#### Task statement:
Output the material below in full, exactly as it is.

#### Information supplied:
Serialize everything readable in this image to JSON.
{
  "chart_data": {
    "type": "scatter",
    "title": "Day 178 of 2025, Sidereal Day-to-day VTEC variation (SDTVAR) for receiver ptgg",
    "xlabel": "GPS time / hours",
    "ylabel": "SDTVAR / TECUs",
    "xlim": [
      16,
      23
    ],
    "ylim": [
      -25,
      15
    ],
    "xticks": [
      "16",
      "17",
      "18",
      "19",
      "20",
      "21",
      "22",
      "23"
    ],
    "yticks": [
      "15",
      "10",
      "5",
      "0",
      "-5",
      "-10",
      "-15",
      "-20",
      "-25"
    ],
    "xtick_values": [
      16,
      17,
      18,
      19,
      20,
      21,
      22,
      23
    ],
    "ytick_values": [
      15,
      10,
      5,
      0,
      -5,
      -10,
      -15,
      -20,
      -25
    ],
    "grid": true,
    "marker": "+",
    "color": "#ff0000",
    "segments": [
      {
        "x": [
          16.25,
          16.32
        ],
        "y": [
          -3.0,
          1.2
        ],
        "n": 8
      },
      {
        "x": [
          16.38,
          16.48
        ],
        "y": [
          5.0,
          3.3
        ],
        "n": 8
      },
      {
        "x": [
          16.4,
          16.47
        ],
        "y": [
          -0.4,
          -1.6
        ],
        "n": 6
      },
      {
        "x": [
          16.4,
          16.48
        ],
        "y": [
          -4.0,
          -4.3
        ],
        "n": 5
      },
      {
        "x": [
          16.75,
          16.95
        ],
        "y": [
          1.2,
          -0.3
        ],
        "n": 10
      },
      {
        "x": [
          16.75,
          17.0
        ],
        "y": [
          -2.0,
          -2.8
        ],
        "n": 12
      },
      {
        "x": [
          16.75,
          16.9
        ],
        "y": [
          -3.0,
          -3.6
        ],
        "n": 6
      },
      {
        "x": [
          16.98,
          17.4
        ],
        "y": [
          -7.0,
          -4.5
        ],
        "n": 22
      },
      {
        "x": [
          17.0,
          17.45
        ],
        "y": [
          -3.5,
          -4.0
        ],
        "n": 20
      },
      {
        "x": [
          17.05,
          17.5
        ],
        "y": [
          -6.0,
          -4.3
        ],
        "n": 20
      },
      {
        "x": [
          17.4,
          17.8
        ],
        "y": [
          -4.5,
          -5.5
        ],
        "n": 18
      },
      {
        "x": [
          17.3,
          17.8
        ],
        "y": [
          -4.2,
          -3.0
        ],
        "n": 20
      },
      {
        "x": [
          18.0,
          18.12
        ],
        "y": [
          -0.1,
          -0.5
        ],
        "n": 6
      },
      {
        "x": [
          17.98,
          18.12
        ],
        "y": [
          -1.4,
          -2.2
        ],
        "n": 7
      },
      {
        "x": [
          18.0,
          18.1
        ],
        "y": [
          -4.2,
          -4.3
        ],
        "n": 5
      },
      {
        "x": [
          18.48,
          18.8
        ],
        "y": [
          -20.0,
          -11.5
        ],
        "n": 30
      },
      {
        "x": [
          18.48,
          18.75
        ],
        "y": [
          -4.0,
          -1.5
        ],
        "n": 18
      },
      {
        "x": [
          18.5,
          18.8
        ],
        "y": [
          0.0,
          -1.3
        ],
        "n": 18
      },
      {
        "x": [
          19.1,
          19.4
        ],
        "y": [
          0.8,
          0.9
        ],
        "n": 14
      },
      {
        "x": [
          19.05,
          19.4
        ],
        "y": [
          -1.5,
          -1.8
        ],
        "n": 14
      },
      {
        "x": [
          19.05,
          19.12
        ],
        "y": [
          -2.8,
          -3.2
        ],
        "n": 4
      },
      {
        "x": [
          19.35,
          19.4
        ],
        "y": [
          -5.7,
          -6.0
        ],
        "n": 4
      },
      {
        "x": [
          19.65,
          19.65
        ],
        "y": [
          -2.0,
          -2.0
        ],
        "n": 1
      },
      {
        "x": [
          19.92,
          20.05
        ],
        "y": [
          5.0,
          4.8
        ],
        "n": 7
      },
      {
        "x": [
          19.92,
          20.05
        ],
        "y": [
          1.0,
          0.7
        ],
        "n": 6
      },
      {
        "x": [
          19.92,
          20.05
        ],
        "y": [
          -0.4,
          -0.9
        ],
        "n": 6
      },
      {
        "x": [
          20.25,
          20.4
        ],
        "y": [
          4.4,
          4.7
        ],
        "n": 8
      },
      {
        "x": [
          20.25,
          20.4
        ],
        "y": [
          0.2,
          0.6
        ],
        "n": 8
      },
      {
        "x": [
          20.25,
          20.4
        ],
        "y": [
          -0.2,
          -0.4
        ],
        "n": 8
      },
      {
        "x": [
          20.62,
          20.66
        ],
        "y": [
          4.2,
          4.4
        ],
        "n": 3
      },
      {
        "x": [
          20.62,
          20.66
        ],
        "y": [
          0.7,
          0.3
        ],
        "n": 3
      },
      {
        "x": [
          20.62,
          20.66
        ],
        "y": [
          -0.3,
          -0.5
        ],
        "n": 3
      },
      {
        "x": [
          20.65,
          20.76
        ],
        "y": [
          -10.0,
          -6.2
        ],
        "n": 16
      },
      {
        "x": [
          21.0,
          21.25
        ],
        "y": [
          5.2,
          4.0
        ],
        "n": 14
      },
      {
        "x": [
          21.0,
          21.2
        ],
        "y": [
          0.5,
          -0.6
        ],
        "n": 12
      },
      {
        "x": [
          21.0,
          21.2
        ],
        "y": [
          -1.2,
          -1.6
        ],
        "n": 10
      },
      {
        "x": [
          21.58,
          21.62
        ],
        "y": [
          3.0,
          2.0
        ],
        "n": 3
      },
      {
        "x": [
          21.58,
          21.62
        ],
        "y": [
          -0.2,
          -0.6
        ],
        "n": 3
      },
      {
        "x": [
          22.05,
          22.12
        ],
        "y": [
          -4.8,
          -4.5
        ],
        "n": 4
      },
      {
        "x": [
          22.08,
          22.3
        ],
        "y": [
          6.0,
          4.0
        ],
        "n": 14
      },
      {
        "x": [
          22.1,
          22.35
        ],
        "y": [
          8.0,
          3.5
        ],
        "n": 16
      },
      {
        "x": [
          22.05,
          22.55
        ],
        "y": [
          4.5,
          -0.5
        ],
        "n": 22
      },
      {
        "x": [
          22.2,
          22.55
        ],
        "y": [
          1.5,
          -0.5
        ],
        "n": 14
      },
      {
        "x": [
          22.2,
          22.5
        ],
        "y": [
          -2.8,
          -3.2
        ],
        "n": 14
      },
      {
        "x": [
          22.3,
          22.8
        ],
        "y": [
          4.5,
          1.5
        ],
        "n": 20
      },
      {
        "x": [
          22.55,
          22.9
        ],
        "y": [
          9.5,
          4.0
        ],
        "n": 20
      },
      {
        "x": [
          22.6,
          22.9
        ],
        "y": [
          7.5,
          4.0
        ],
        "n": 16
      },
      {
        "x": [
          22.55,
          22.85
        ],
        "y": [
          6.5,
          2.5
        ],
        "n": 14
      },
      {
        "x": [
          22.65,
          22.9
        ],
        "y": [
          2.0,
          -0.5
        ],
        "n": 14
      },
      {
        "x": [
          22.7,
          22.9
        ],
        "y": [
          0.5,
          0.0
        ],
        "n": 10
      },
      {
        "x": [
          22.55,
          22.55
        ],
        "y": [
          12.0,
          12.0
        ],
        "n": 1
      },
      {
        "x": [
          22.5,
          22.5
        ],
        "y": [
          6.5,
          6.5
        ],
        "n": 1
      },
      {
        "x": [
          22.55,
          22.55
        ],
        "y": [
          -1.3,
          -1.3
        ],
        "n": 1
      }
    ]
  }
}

#### Right answer:
Serialize everything readable in this image to JSON.
{
  "chart_data": {
    "type": "scatter",
    "title": "Day 178 of 2025, Sidereal Day-to-day VTEC variation (SDTVAR) for receiver ptgg",
    "xlabel": "GPS time / hours",
    "ylabel": "SDTVAR / TECUs",
    "xlim": [
      16,
      23
    ],
    "ylim": [
      -25,
      15
    ],
    "xticks": [
      "16",
      "17",
      "18",
      "19",
      "20",
      "21",
      "22",
      "23"
    ],
    "yticks": [
      "15",
      "10",
      "5",
      "0",
      "-5",
      "-10",
      "-15",
      "-20",
      "-25"
    ],
    "xtick_values": [
      16,
      17,
      18,
      19,
      20,
      21,
      22,
      23
    ],
    "ytick_values": [
      15,
      10,
      5,
      0,
      -5,
      -10,
      -15,
      -20,
      -25
    ],
    "grid": true,
    "marker": "+",
    "color": "#ff0000",
    "segments": [
      {
        "x": [
          16.25,
          16.32
        ],
        "y": [
          -3.0,
          1.2
        ],
        "n": 8
      },
      {
        "x": [
          16.38,
          16.48
        ],
        "y": [
          5.0,
          3.3
        ],
        "n": 8
      },
      {
        "x": [
          16.4,
          16.47
        ],
        "y": [
          -0.4,
          -1.6
        ],
        "n": 6
      },
      {
        "x": [
          16.4,
          16.48
        ],
        "y": [
          -4.0,
          -4.3
        ],
        "n": 5
      },
      {
        "x": [
          16.75,
          16.95
        ],
        "y": [
          1.2,
          -0.3
        ],
        "n": 10
      },
      {
        "x": [
          16.75,
          17.0
        ],
        "y": [
          -2.0,
          -2.8
        ],
        "n": 12
      },
      {
        "x": [
          16.75,
          16.9
        ],
        "y": [
          -3.0,
          -3.6
        ],
        "n": 6
      },
      {
        "x": [
          16.98,
          17.4
        ],
        "y": [
          -7.0,
          -4.5
        ],
        "n": 22
      },
      {
        "x": [
          17.0,
          17.45
        ],
        "y": [
          -3.5,
          -4.0
        ],
        "n": 20
      },
      {
        "x": [
          17.05,
          17.5
        ],
        "y": [
          -6.0,
          -4.3
        ],
        "n": 20
      },
      {
        "x": [
          17.4,
          17.8
        ],
        "y": [
          -4.5,
          -5.5
        ],
        "n": 18
      },
      {
        "x": [
          17.3,
          17.8
        ],
        "y": [
          -4.2,
          -3.0
        ],
        "n": 20
      },
      {
        "x": [
          18.0,
          18.12
        ],
        "y": [
          -0.1,
          -0.5
        ],
        "n": 6
      },
      {
        "x": [
          17.98,
          18.12
        ],
        "y": [
          -1.4,
          -2.2
        ],
        "n": 7
      },
      {
        "x": [
          18.0,
          18.1
        ],
        "y": [
          -4.2,
          -4.3
        ],
        "n": 5
      },
      {
        "x": [
          18.48,
          18.8
        ],
        "y": [
          -20.0,
          -11.5
        ],
        "n": 30
      },
      {
        "x": [
          18.48,
          18.75
        ],
        "y": [
          -4.0,
          -1.5
        ],
        "n": 18
      },
      {
        "x": [
          18.5,
          18.8
        ],
        "y": [
          0.0,
          -1.3
        ],
        "n": 18
      },
      {
        "x": [
          19.1,
          19.4
        ],
        "y": [
          0.8,
          0.9
        ],
        "n": 14
      },
      {
        "x": [
          19.05,
          19.4
        ],
        "y": [
          -1.5,
          -1.8
        ],
        "n": 14
      },
      {
        "x": [
          19.05,
          19.12
        ],
        "y": [
          -2.8,
          -3.2
        ],
        "n": 4
      },
      {
        "x": [
          19.35,
          19.4
        ],
        "y": [
          -5.7,
          -6.0
        ],
        "n": 4
      },
      {
        "x": [
          19.65,
          19.65
        ],
        "y": [
          -2.0,
          -2.0
        ],
        "n": 1
      },
      {
        "x": [
          19.92,
          20.05
        ],
        "y": [
          5.0,
          4.8
        ],
        "n": 7
      },
      {
        "x": [
          19.92,
          20.05
        ],
        "y": [
          1.0,
          0.7
        ],
        "n": 6
      },
      {
        "x": [
          19.92,
          20.05
        ],
        "y": [
          -0.4,
          -0.9
        ],
        "n": 6
      },
      {
        "x": [
          20.25,
          20.4
        ],
        "y": [
          4.4,
          4.7
        ],
        "n": 8
      },
      {
        "x": [
          20.25,
          20.4
        ],
        "y": [
          0.2,
          0.6
        ],
        "n": 8
      },
      {
        "x": [
          20.25,
          20.4
        ],
        "y": [
          -0.2,
          -0.4
        ],
        "n": 8
      },
      {
        "x": [
          20.62,
          20.66
        ],
        "y": [
          4.2,
          4.4
        ],
        "n": 3
      },
      {
        "x": [
          20.62,
          20.66
        ],
        "y": [
          0.7,
          0.3
        ],
        "n": 3
      },
      {
        "x": [
          20.62,
          20.66
        ],
        "y": [
          -0.3,
          -0.5
        ],
        "n": 3
      },
      {
        "x": [
          20.65,
          20.76
        ],
        "y": [
          -10.0,
          -6.2
        ],
        "n": 16
      },
      {
        "x": [
          21.0,
          21.25
        ],
        "y": [
          5.2,
          4.0
        ],
        "n": 14
      },
      {
        "x": [
          21.0,
          21.2
        ],
        "y": [
          0.5,
          -0.6
        ],
        "n": 12
      },
      {
        "x": [
          21.0,
          21.2
        ],
        "y": [
          -1.2,
          -1.6
        ],
        "n": 10
      },
      {
        "x": [
          21.58,
          21.62
        ],
        "y": [
          3.0,
          2.0
        ],
        "n": 3
      },
      {
        "x": [
          21.58,
          21.62
        ],
        "y": [
          -0.2,
          -0.6
        ],
        "n": 3
      },
      {
        "x": [
          22.05,
          22.12
        ],
        "y": [
          -4.8,
          -4.5
        ],
        "n": 4
      },
      {
        "x": [
          22.08,
          22.3
        ],
        "y": [
          6.0,
          4.0
        ],
        "n": 14
      },
      {
        "x": [
          22.1,
          22.35
        ],
        "y": [
          8.0,
          3.5
        ],
        "n": 16
      },
      {
        "x": [
          22.05,
          22.55
        ],
        "y": [
          4.5,
          -0.5
        ],
        "n": 22
      },
      {
        "x": [
          22.2,
          22.55
        ],
        "y": [
          1.5,
          -0.5
        ],
        "n": 14
      },
      {
        "x": [
          22.2,
          22.5
        ],
        "y": [
          -2.8,
          -3.2
        ],
        "n": 14
      },
      {
        "x": [
          22.3,
          22.8
        ],
        "y": [
          4.5,
          1.5
        ],
        "n": 20
      },
      {
        "x": [
          22.55,
          22.9
        ],
        "y": [
          9.5,
          4.0
        ],
        "n": 20
      },
      {
        "x": [
          22.6,
          22.9
        ],
        "y": [
          7.5,
          4.0
        ],
        "n": 16
      },
      {
        "x": [
          22.55,
          22.85
        ],
        "y": [
          6.5,
          2.5
        ],
        "n": 14
      },
      {
        "x": [
          22.65,
          22.9
        ],
        "y": [
          2.0,
          -0.5
        ],
        "n": 14
      },
      {
        "x": [
          22.7,
          22.9
        ],
        "y": [
          0.5,
          0.0
        ],
        "n": 10
      },
      {
        "x": [
          22.55,
          22.55
        ],
        "y": [
          12.0,
          12.0
        ],
        "n": 1
      },
      {
        "x": [
          22.5,
          22.5
        ],
        "y": [
          6.5,
          6.5
        ],
        "n": 1
      },
      {
        "x": [
          22.55,
          22.55
        ],
        "y": [
          -1.3,
          -1.3
        ],
        "n": 1
      }
    ]
  }
}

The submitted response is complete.